* [WHAT IS EXPECTED] Omit any picture, and return the remaining data exactly as written.

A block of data
START

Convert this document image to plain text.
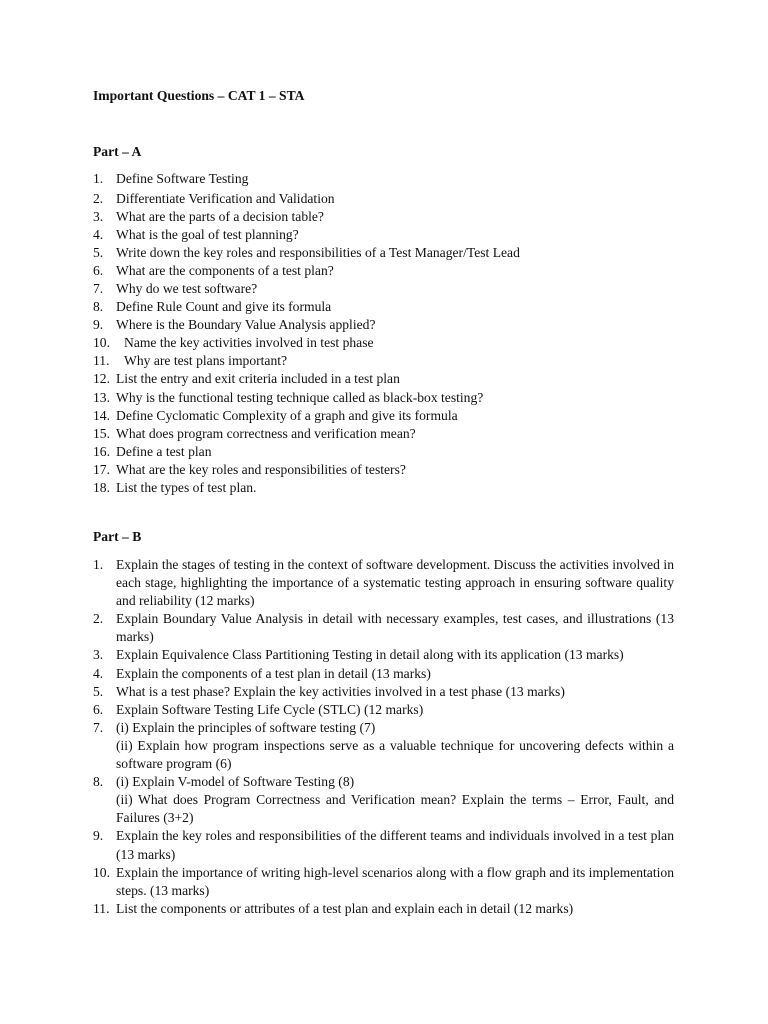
Important Questions – CAT 1 – STA
Part – A
1. Define Software Testing
2. Differentiate Verification and Validation
3. What are the parts of a decision table?
4. What is the goal of test planning?
5. Write down the key roles and responsibilities of a Test Manager/Test Lead
6. What are the components of a test plan?
7. Why do we test software?
8. Define Rule Count and give its formula
9. Where is the Boundary Value Analysis applied?
10.	Name the key activities involved in test phase
11.	Why are test plans important?
12. List the entry and exit criteria included in a test plan
13. Why is the functional testing technique called as black-box testing?
14. Define Cyclomatic Complexity of a graph and give its formula
15. What does program correctness and verification mean?
16. Define a test plan
17. What are the key roles and responsibilities of testers?
18. List the types of test plan.
Part – B
1. Explain the stages of testing in the context of software development. Discuss the activities involved in each stage, highlighting the importance of a systematic testing approach in ensuring software quality and reliability (12 marks)
2. Explain Boundary Value Analysis in detail with necessary examples, test cases, and illustrations (13 marks)
3. Explain Equivalence Class Partitioning Testing in detail along with its application (13 marks)
4. Explain the components of a test plan in detail (13 marks)
5. What is a test phase? Explain the key activities involved in a test phase (13 marks)
6. Explain Software Testing Life Cycle (STLC) (12 marks)
7. (i) Explain the principles of software testing (7)
(ii) Explain how program inspections serve as a valuable technique for uncovering defects within a software program (6)
8. (i) Explain V-model of Software Testing (8)
(ii) What does Program Correctness and Verification mean? Explain the terms – Error, Fault, and Failures (3+2)
9. Explain the key roles and responsibilities of the different teams and individuals involved in a test plan (13 marks)
10. Explain the importance of writing high-level scenarios along with a flow graph and its implementation steps. (13 marks)
11. List the components or attributes of a test plan and explain each in detail (12 marks)
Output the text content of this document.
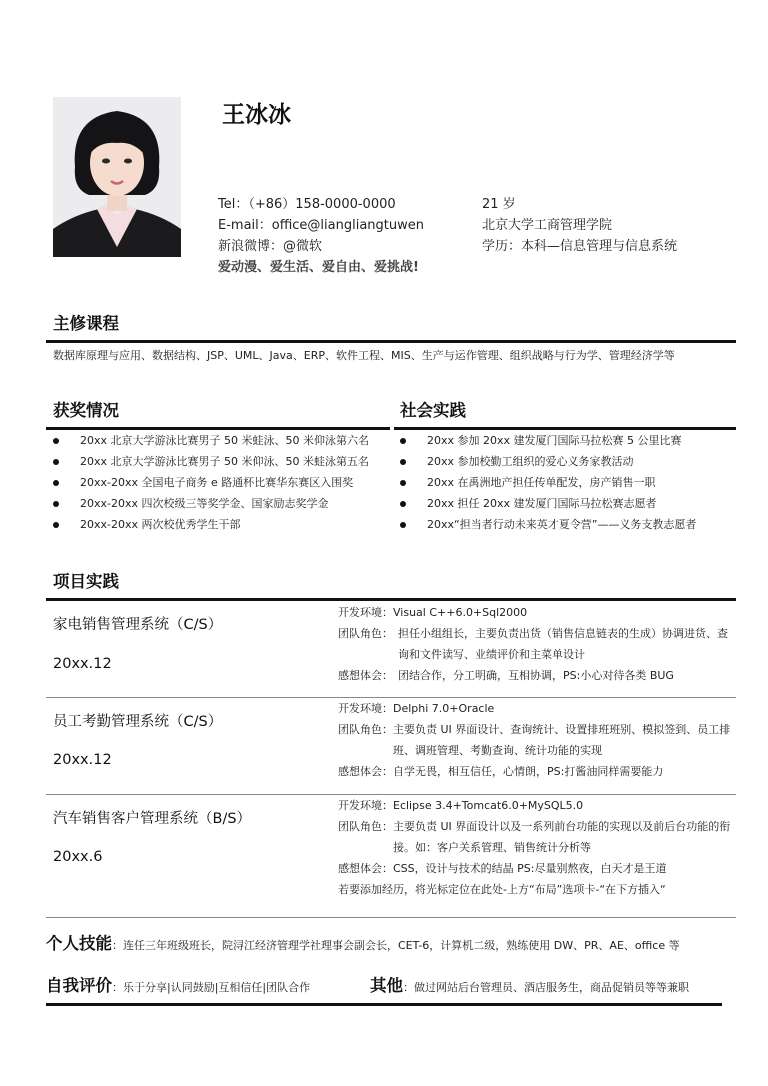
王冰冰
Tel：（+86）158-0000-0000
E-mail：office@liangliangtuwen
新浪微博：@微软
爱动漫、爱生活、爱自由、爱挑战!
21 岁
北京大学工商管理学院
学历：本科—信息管理与信息系统
主修课程
数据库原理与应用、数据结构、JSP、UML、Java、ERP、软件工程、MIS、生产与运作管理、组织战略与行为学、管理经济学等
获奖情况
20xx 北京大学游泳比赛男子 50 米蛙泳、50 米仰泳第六名
20xx 北京大学游泳比赛男子 50 米仰泳、50 米蛙泳第五名
20xx-20xx 全国电子商务 e 路通杯比赛华东赛区入围奖
20xx-20xx 四次校级三等奖学金、国家励志奖学金
20xx-20xx 两次校优秀学生干部
社会实践
20xx 参加 20xx 建发厦门国际马拉松赛 5 公里比赛
20xx 参加校勤工组织的爱心义务家教活动
20xx 在禹洲地产担任传单配发，房产销售一职
20xx 担任 20xx 建发厦门国际马拉松赛志愿者
20xx“担当者行动未来英才夏令营”——义务支教志愿者
项目实践
家电销售管理系统（C/S）
20xx.12
开发环境： Visual C++6.0+Sql2000
团队角色： 担任小组组长，主要负责出货（销售信息链表的生成）协调进货、查询和文件读写、业绩评价和主菜单设计
感想体会： 团结合作，分工明确，互相协调，PS:小心对待各类 BUG
员工考勤管理系统（C/S）
20xx.12
开发环境： Delphi 7.0+Oracle
团队角色： 主要负责 UI 界面设计、查询统计、设置排班班别、模拟签到、员工排班、调班管理、考勤查询、统计功能的实现
感想体会： 自学无畏，相互信任，心情朗，PS:打酱油同样需要能力
汽车销售客户管理系统（B/S）
20xx.6
开发环境： Eclipse 3.4+Tomcat6.0+MySQL5.0
团队角色： 主要负责 UI 界面设计以及一系列前台功能的实现以及前后台功能的衔接。如：客户关系管理、销售统计分析等
感想体会： CSS，设计与技术的结晶 PS:尽量别熬夜，白天才是王道
若要添加经历，将光标定位在此处-上方“布局”选项卡-“在下方插入“
个人技能：连任三年班级班长，院浔江经济管理学社理事会副会长，CET-6，计算机二级，熟练使用 DW、PR、AE、office 等
自我评价：乐于分享|认同鼓励|互相信任|团队合作	其他：做过网站后台管理员、酒店服务生，商品促销员等等兼职
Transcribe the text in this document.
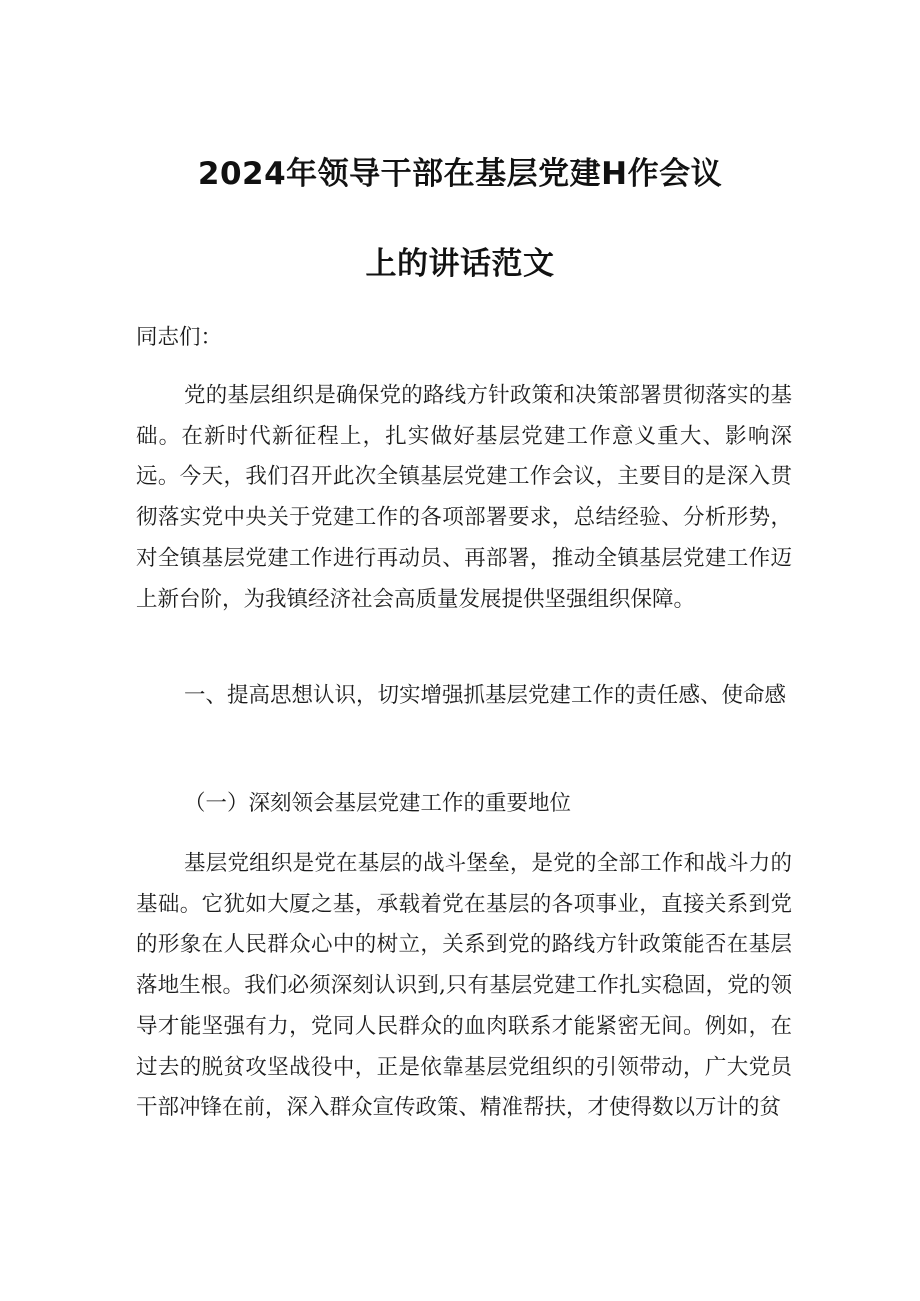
2024年领导干部在基层党建H作会议
上的讲话范文
同志们：
党的基层组织是确保党的路线方针政策和决策部署贯彻落实的基础。在新时代新征程上，扎实做好基层党建工作意义重大、影响深远。今天，我们召开此次全镇基层党建工作会议，主要目的是深入贯彻落实党中央关于党建工作的各项部署要求，总结经验、分析形势，对全镇基层党建工作进行再动员、再部署，推动全镇基层党建工作迈上新台阶，为我镇经济社会高质量发展提供坚强组织保障。
一、提高思想认识，切实增强抓基层党建工作的责任感、使命感
（一）深刻领会基层党建工作的重要地位
基层党组织是党在基层的战斗堡垒，是党的全部工作和战斗力的基础。它犹如大厦之基，承载着党在基层的各项事业，直接关系到党的形象在人民群众心中的树立，关系到党的路线方针政策能否在基层落地生根。我们必须深刻认识到,只有基层党建工作扎实稳固，党的领导才能坚强有力，党同人民群众的血肉联系才能紧密无间。例如，在过去的脱贫攻坚战役中，正是依靠基层党组织的引领带动，广大党员干部冲锋在前，深入群众宣传政策、精准帮扶，才使得数以万计的贫
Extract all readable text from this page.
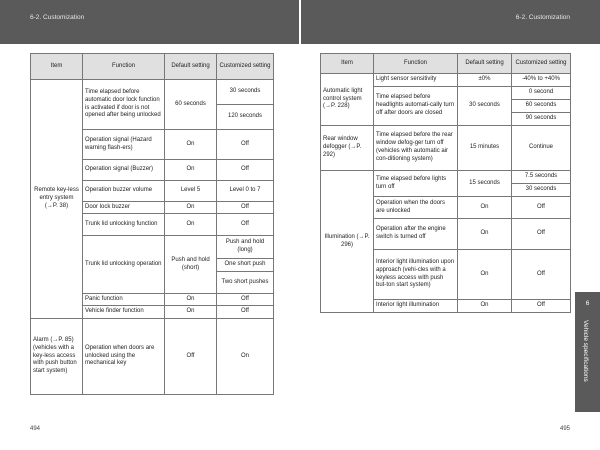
6-2. Customization	6-2. Customization
Item	Function	Default setting	Customized setting
Remote key-less entry system (→P. 38)	Time elapsed before automatic door lock function is activated if door is not opened after being unlocked	60 seconds	30 seconds
			120 seconds
	Operation signal (Hazard warning flash-ers)	On	Off
	Operation signal (Buzzer)	On	Off
	Operation buzzer volume	Level 5	Level 0 to 7
	Door lock buzzer	On	Off
	Trunk lid unlocking function	On	Off
	Trunk lid unlocking operation	Push and hold (short)	Push and hold (long)
			One short push
			Two short pushes
	Panic function	On	Off
	Vehicle finder function	On	Off
Alarm (→P. 85) (vehicles with a key-less access with push button start system)	Operation when doors are unlocked using the mechanical key	Off	On
Item	Function	Default setting	Customized setting
Automatic light control system (→P. 228)	Light sensor sensitivity	±0%	-40% to +40%
	Time elapsed before headlights automati-cally turn off after doors are closed	30 seconds	0 second
			60 seconds
			90 seconds
Rear window defogger (→P. 292)	Time elapsed before the rear window defog-ger turn off (vehicles with automatic air con-ditioning system)	15 minutes	Continue
Illumination (→P. 296)	Time elapsed before lights turn off	15 seconds	7.5 seconds
			30 seconds
	Operation when the doors are unlocked	On	Off
	Operation after the engine switch is turned off	On	Off
	Interior light illumination upon approach (vehi-cles with a keyless access with push but-ton start system)	On	Off
	Interior light illumination	On	Off	6
Vehicle specifications
494	495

END

* [SOLUTION FOR THIS TASK]
Convert this document image to plain text.
Important Questions – CAT 1 – STA
Part – A
1. Define Software Testing
2. Differentiate Verification and Validation
3. What are the parts of a decision table?
4. What is the goal of test planning?
5. Write down the key roles and responsibilities of a Test Manager/Test Lead
6. What are the components of a test plan?
7. Why do we test software?
8. Define Rule Count and give its formula
9. Where is the Boundary Value Analysis applied?
10.	Name the key activities involved in test phase
11.	Why are test plans important?
12. List the entry and exit criteria included in a test plan
13. Why is the functional testing technique called as black-box testing?
14. Define Cyclomatic Complexity of a graph and give its formula
15. What does program correctness and verification mean?
16. Define a test plan
17. What are the key roles and responsibilities of testers?
18. List the types of test plan.
Part – B
1. Explain the stages of testing in the context of software development. Discuss the activities involved in each stage, highlighting the importance of a systematic testing approach in ensuring software quality and reliability (12 marks)
2. Explain Boundary Value Analysis in detail with necessary examples, test cases, and illustrations (13 marks)
3. Explain Equivalence Class Partitioning Testing in detail along with its application (13 marks)
4. Explain the components of a test plan in detail (13 marks)
5. What is a test phase? Explain the key activities involved in a test phase (13 marks)
6. Explain Software Testing Life Cycle (STLC) (12 marks)
7. (i) Explain the principles of software testing (7)
(ii) Explain how program inspections serve as a valuable technique for uncovering defects within a software program (6)
8. (i) Explain V-model of Software Testing (8)
(ii) What does Program Correctness and Verification mean? Explain the terms – Error, Fault, and Failures (3+2)
9. Explain the key roles and responsibilities of the different teams and individuals involved in a test plan (13 marks)
10. Explain the importance of writing high-level scenarios along with a flow graph and its implementation steps. (13 marks)
11. List the components or attributes of a test plan and explain each in detail (12 marks)
Output the text content of this document.
王冰冰
Tel：（+86）158-0000-0000
E-mail：office@liangliangtuwen
新浪微博：@微软
爱动漫、爱生活、爱自由、爱挑战!
21 岁
北京大学工商管理学院
学历：本科—信息管理与信息系统
主修课程
数据库原理与应用、数据结构、JSP、UML、Java、ERP、软件工程、MIS、生产与运作管理、组织战略与行为学、管理经济学等
获奖情况
20xx 北京大学游泳比赛男子 50 米蛙泳、50 米仰泳第六名
20xx 北京大学游泳比赛男子 50 米仰泳、50 米蛙泳第五名
20xx-20xx 全国电子商务 e 路通杯比赛华东赛区入围奖
20xx-20xx 四次校级三等奖学金、国家励志奖学金
20xx-20xx 两次校优秀学生干部
社会实践
20xx 参加 20xx 建发厦门国际马拉松赛 5 公里比赛
20xx 参加校勤工组织的爱心义务家教活动
20xx 在禹洲地产担任传单配发，房产销售一职
20xx 担任 20xx 建发厦门国际马拉松赛志愿者
20xx“担当者行动未来英才夏令营”——义务支教志愿者
项目实践
家电销售管理系统（C/S）
20xx.12
开发环境： Visual C++6.0+Sql2000
团队角色： 担任小组组长，主要负责出货（销售信息链表的生成）协调进货、查询和文件读写、业绩评价和主菜单设计
感想体会： 团结合作，分工明确，互相协调，PS:小心对待各类 BUG
员工考勤管理系统（C/S）
20xx.12
开发环境： Delphi 7.0+Oracle
团队角色： 主要负责 UI 界面设计、查询统计、设置排班班别、模拟签到、员工排班、调班管理、考勤查询、统计功能的实现
感想体会： 自学无畏，相互信任，心情朗，PS:打酱油同样需要能力
汽车销售客户管理系统（B/S）
20xx.6
开发环境： Eclipse 3.4+Tomcat6.0+MySQL5.0
团队角色： 主要负责 UI 界面设计以及一系列前台功能的实现以及前后台功能的衔接。如：客户关系管理、销售统计分析等
感想体会： CSS，设计与技术的结晶 PS:尽量别熬夜，白天才是王道
若要添加经历，将光标定位在此处-上方“布局”选项卡-“在下方插入“
个人技能：连任三年班级班长，院浔江经济管理学社理事会副会长，CET-6，计算机二级，熟练使用 DW、PR、AE、office 等
自我评价：乐于分享|认同鼓励|互相信任|团队合作	其他：做过网站后台管理员、酒店服务生，商品促销员等等兼职
Transcribe the text in this document.
2024年领导干部在基层党建H作会议
上的讲话范文
同志们：
党的基层组织是确保党的路线方针政策和决策部署贯彻落实的基础。在新时代新征程上，扎实做好基层党建工作意义重大、影响深远。今天，我们召开此次全镇基层党建工作会议，主要目的是深入贯彻落实党中央关于党建工作的各项部署要求，总结经验、分析形势，对全镇基层党建工作进行再动员、再部署，推动全镇基层党建工作迈上新台阶，为我镇经济社会高质量发展提供坚强组织保障。
一、提高思想认识，切实增强抓基层党建工作的责任感、使命感
（一）深刻领会基层党建工作的重要地位
基层党组织是党在基层的战斗堡垒，是党的全部工作和战斗力的基础。它犹如大厦之基，承载着党在基层的各项事业，直接关系到党的形象在人民群众心中的树立，关系到党的路线方针政策能否在基层落地生根。我们必须深刻认识到,只有基层党建工作扎实稳固，党的领导才能坚强有力，党同人民群众的血肉联系才能紧密无间。例如，在过去的脱贫攻坚战役中，正是依靠基层党组织的引领带动，广大党员干部冲锋在前，深入群众宣传政策、精准帮扶，才使得数以万计的贫
Extract all readable text from this page.
6-2. Customization	6-2. Customization
Item	Function	Default setting	Customized setting
Remote key-less entry system (→P. 38)	Time elapsed before automatic door lock function is activated if door is not opened after being unlocked	60 seconds	30 seconds
			120 seconds
	Operation signal (Hazard warning flash-ers)	On	Off
	Operation signal (Buzzer)	On	Off
	Operation buzzer volume	Level 5	Level 0 to 7
	Door lock buzzer	On	Off
	Trunk lid unlocking function	On	Off
	Trunk lid unlocking operation	Push and hold (short)	Push and hold (long)
			One short push
			Two short pushes
	Panic function	On	Off
	Vehicle finder function	On	Off
Alarm (→P. 85) (vehicles with a key-less access with push button start system)	Operation when doors are unlocked using the mechanical key	Off	On
Item	Function	Default setting	Customized setting
Automatic light control system (→P. 228)	Light sensor sensitivity	±0%	-40% to +40%
	Time elapsed before headlights automati-cally turn off after doors are closed	30 seconds	0 second
			60 seconds
			90 seconds
Rear window defogger (→P. 292)	Time elapsed before the rear window defog-ger turn off (vehicles with automatic air con-ditioning system)	15 minutes	Continue
Illumination (→P. 296)	Time elapsed before lights turn off	15 seconds	7.5 seconds
			30 seconds
	Operation when the doors are unlocked	On	Off
	Operation after the engine switch is turned off	On	Off
	Interior light illumination upon approach (vehi-cles with a keyless access with push but-ton start system)	On	Off
	Interior light illumination	On	Off	6
Vehicle specifications
494	495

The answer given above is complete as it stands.